MATERIAL start

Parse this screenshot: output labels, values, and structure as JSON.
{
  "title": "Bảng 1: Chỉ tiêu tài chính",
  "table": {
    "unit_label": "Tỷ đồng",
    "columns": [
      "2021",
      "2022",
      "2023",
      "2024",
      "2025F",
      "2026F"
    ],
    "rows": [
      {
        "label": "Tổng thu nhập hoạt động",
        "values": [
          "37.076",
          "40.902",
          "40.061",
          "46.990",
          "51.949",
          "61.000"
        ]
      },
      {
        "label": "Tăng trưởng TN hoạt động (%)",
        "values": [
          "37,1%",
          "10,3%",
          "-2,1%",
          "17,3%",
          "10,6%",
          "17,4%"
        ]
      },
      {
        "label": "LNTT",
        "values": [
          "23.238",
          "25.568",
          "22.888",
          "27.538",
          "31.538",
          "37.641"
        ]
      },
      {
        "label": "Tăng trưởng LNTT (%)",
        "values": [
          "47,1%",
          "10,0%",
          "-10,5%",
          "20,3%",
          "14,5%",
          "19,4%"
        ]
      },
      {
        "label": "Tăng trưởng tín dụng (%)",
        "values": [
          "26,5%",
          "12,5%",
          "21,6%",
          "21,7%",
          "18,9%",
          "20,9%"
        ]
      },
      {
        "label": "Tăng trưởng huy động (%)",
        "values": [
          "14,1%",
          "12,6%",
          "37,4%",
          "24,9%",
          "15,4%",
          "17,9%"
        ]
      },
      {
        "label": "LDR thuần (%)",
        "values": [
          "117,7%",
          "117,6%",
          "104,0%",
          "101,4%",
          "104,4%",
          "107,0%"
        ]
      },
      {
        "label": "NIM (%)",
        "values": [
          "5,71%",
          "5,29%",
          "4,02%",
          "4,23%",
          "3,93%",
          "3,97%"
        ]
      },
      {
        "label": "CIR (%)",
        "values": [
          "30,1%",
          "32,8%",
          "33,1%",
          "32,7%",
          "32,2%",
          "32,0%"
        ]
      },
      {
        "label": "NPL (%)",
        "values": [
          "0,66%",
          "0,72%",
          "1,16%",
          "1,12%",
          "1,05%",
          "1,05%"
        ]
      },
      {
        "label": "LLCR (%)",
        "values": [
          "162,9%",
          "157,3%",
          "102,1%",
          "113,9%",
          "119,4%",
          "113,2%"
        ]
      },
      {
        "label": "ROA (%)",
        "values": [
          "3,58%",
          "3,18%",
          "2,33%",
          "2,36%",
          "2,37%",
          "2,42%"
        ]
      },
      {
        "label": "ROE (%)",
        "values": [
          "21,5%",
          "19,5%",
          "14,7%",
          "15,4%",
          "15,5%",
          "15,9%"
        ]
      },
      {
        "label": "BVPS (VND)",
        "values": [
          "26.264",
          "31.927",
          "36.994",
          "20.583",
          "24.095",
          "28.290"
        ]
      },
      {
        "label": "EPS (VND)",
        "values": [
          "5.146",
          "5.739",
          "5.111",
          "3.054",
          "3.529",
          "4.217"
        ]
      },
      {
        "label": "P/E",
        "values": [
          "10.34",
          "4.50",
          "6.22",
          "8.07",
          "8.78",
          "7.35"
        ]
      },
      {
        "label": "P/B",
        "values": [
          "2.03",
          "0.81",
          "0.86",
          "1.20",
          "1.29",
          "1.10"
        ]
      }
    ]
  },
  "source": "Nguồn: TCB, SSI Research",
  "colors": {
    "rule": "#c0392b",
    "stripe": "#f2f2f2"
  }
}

MATERIAL end

Repeat the data verbatim.

Parse this screenshot: output labels, values, and structure as JSON.
{
  "title": "Bảng 1: Chỉ tiêu tài chính",
  "table": {
    "unit_label": "Tỷ đồng",
    "columns": [
      "2021",
      "2022",
      "2023",
      "2024",
      "2025F",
      "2026F"
    ],
    "rows": [
      {
        "label": "Tổng thu nhập hoạt động",
        "values": [
          "37.076",
          "40.902",
          "40.061",
          "46.990",
          "51.949",
          "61.000"
        ]
      },
      {
        "label": "Tăng trưởng TN hoạt động (%)",
        "values": [
          "37,1%",
          "10,3%",
          "-2,1%",
          "17,3%",
          "10,6%",
          "17,4%"
        ]
      },
      {
        "label": "LNTT",
        "values": [
          "23.238",
          "25.568",
          "22.888",
          "27.538",
          "31.538",
          "37.641"
        ]
      },
      {
        "label": "Tăng trưởng LNTT (%)",
        "values": [
          "47,1%",
          "10,0%",
          "-10,5%",
          "20,3%",
          "14,5%",
          "19,4%"
        ]
      },
      {
        "label": "Tăng trưởng tín dụng (%)",
        "values": [
          "26,5%",
          "12,5%",
          "21,6%",
          "21,7%",
          "18,9%",
          "20,9%"
        ]
      },
      {
        "label": "Tăng trưởng huy động (%)",
        "values": [
          "14,1%",
          "12,6%",
          "37,4%",
          "24,9%",
          "15,4%",
          "17,9%"
        ]
      },
      {
        "label": "LDR thuần (%)",
        "values": [
          "117,7%",
          "117,6%",
          "104,0%",
          "101,4%",
          "104,4%",
          "107,0%"
        ]
      },
      {
        "label": "NIM (%)",
        "values": [
          "5,71%",
          "5,29%",
          "4,02%",
          "4,23%",
          "3,93%",
          "3,97%"
        ]
      },
      {
        "label": "CIR (%)",
        "values": [
          "30,1%",
          "32,8%",
          "33,1%",
          "32,7%",
          "32,2%",
          "32,0%"
        ]
      },
      {
        "label": "NPL (%)",
        "values": [
          "0,66%",
          "0,72%",
          "1,16%",
          "1,12%",
          "1,05%",
          "1,05%"
        ]
      },
      {
        "label": "LLCR (%)",
        "values": [
          "162,9%",
          "157,3%",
          "102,1%",
          "113,9%",
          "119,4%",
          "113,2%"
        ]
      },
      {
        "label": "ROA (%)",
        "values": [
          "3,58%",
          "3,18%",
          "2,33%",
          "2,36%",
          "2,37%",
          "2,42%"
        ]
      },
      {
        "label": "ROE (%)",
        "values": [
          "21,5%",
          "19,5%",
          "14,7%",
          "15,4%",
          "15,5%",
          "15,9%"
        ]
      },
      {
        "label": "BVPS (VND)",
        "values": [
          "26.264",
          "31.927",
          "36.994",
          "20.583",
          "24.095",
          "28.290"
        ]
      },
      {
        "label": "EPS (VND)",
        "values": [
          "5.146",
          "5.739",
          "5.111",
          "3.054",
          "3.529",
          "4.217"
        ]
      },
      {
        "label": "P/E",
        "values": [
          "10.34",
          "4.50",
          "6.22",
          "8.07",
          "8.78",
          "7.35"
        ]
      },
      {
        "label": "P/B",
        "values": [
          "2.03",
          "0.81",
          "0.86",
          "1.20",
          "1.29",
          "1.10"
        ]
      }
    ]
  },
  "source": "Nguồn: TCB, SSI Research",
  "colors": {
    "rule": "#c0392b",
    "stripe": "#f2f2f2"
  }
}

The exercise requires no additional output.